# Data excerpts

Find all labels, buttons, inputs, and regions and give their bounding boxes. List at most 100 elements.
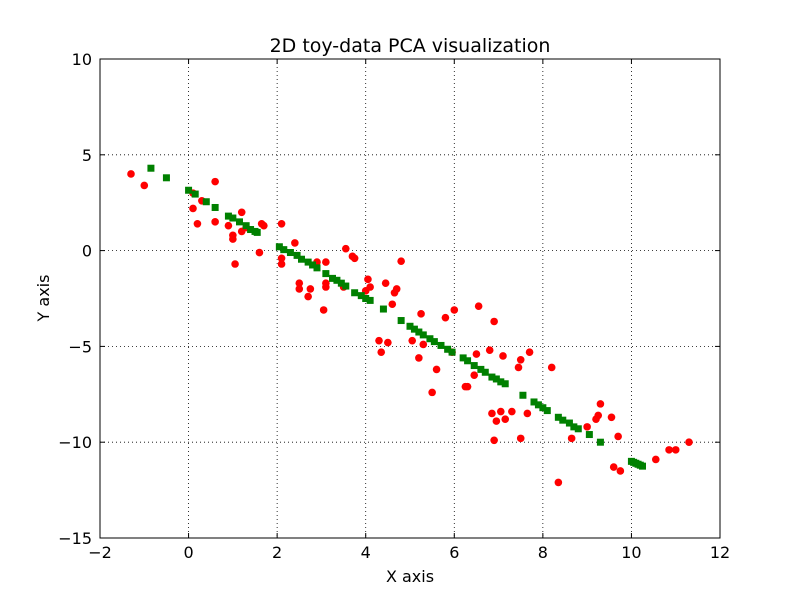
- circle-marker: [665, 446, 673, 454]
- square-marker: [415, 328, 423, 336]
- circle-marker: [567, 434, 576, 443]
- circle-marker: [492, 417, 501, 425]
- square-marker: [639, 462, 646, 470]
- x-tick-label: −2: [88, 543, 112, 562]
- square-marker: [162, 174, 170, 182]
- circle-marker: [490, 436, 498, 445]
- y-tick-label: 0: [82, 242, 92, 261]
- circle-marker: [609, 463, 618, 471]
- circle-marker: [397, 257, 405, 265]
- x-tick-label: 4: [361, 543, 371, 562]
- circle-marker: [474, 302, 483, 310]
- circle-marker: [499, 352, 507, 360]
- circle-marker: [384, 338, 392, 347]
- axis-ticks: −2 0 2 4 6 8 10 12 −15 −10 −5 0 5 10: [58, 50, 730, 562]
- square-marker: [329, 274, 336, 282]
- square-marker: [275, 243, 283, 251]
- circle-marker: [594, 411, 603, 420]
- plot-area: [100, 59, 720, 538]
- square-marker: [229, 214, 237, 222]
- square-marker: [304, 258, 312, 266]
- y-axis-label: Y axis: [34, 275, 53, 323]
- square-marker: [419, 331, 427, 339]
- circle-marker: [415, 354, 423, 362]
- square-marker: [342, 282, 350, 290]
- square-marker: [437, 341, 445, 349]
- circle-marker: [231, 260, 239, 268]
- circle-marker: [127, 170, 135, 178]
- square-marker: [357, 292, 365, 300]
- square-marker: [253, 228, 261, 236]
- circle-marker: [193, 219, 202, 228]
- square-marker: [444, 345, 452, 353]
- square-marker: [530, 398, 538, 406]
- circle-marker: [547, 363, 556, 372]
- x-tick-label: 10: [621, 543, 641, 562]
- x-tick-label: 6: [449, 543, 459, 562]
- square-marker: [313, 264, 321, 272]
- circle-marker: [322, 258, 330, 266]
- data-points: [127, 164, 693, 487]
- square-marker: [351, 289, 359, 297]
- circle-marker: [366, 283, 374, 291]
- square-marker: [559, 416, 567, 424]
- square-marker: [286, 249, 294, 257]
- circle-marker: [583, 423, 591, 431]
- square-marker: [492, 375, 500, 383]
- circle-marker: [514, 363, 523, 372]
- circle-marker: [277, 260, 286, 268]
- square-marker: [397, 317, 405, 325]
- circle-marker: [291, 239, 299, 247]
- circle-marker: [472, 350, 481, 358]
- square-marker: [481, 368, 489, 376]
- circle-marker: [428, 388, 436, 397]
- square-marker: [543, 407, 551, 415]
- circle-marker: [375, 336, 383, 345]
- square-marker: [534, 401, 542, 409]
- circle-marker: [651, 455, 660, 464]
- x-tick-label: 12: [710, 543, 730, 562]
- square-marker: [309, 261, 317, 269]
- square-marker: [406, 322, 414, 330]
- square-marker: [191, 190, 199, 198]
- square-marker: [470, 362, 478, 370]
- square-marker: [379, 305, 387, 313]
- circle-marker: [388, 300, 397, 309]
- chart-title: 2D toy-data PCA visualization: [270, 35, 551, 57]
- square-marker: [236, 218, 243, 226]
- circle-marker: [295, 285, 304, 293]
- circle-marker: [277, 254, 286, 263]
- square-marker: [185, 186, 193, 194]
- x-axis-label: X axis: [386, 567, 434, 586]
- circle-marker: [408, 336, 417, 345]
- square-marker: [477, 365, 485, 373]
- circle-marker: [224, 221, 233, 230]
- square-marker: [293, 251, 301, 259]
- circle-marker: [211, 218, 219, 226]
- circle-marker: [523, 409, 532, 418]
- circle-marker: [516, 356, 525, 364]
- square-marker: [147, 164, 155, 172]
- circle-marker: [229, 235, 237, 243]
- square-marker: [430, 338, 438, 346]
- circle-marker: [419, 340, 428, 349]
- square-marker: [426, 335, 434, 343]
- circle-marker: [306, 285, 315, 293]
- circle-marker: [488, 409, 496, 418]
- circle-marker: [450, 306, 459, 314]
- circle-marker: [255, 248, 264, 257]
- square-marker: [362, 295, 370, 302]
- square-marker: [298, 255, 305, 263]
- square-marker: [459, 354, 467, 362]
- square-marker: [337, 279, 345, 287]
- square-marker: [211, 203, 219, 211]
- circle-marker: [496, 407, 505, 416]
- circle-marker: [237, 208, 246, 217]
- circle-marker: [516, 434, 525, 443]
- y-tick-label: −10: [58, 433, 92, 452]
- circle-marker: [350, 254, 359, 263]
- square-marker: [280, 246, 288, 254]
- circle-marker: [671, 446, 680, 454]
- circle-marker: [304, 292, 312, 301]
- square-marker: [242, 222, 250, 230]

# Required work
Rename "square-marker" to "square-point" in the items from the line holding "- circle-marker: [665, 446, 673, 454]" through the line holding "- circle-marker: [609, 463, 618, 471]", inclusive, and return only those lines with nothing else changed.

# Problem solution
- circle-marker: [665, 446, 673, 454]
- square-point: [415, 328, 423, 336]
- circle-marker: [567, 434, 576, 443]
- circle-marker: [492, 417, 501, 425]
- square-point: [639, 462, 646, 470]
- x-tick-label: −2: [88, 543, 112, 562]
- square-point: [162, 174, 170, 182]
- circle-marker: [490, 436, 498, 445]
- y-tick-label: 0: [82, 242, 92, 261]
- circle-marker: [609, 463, 618, 471]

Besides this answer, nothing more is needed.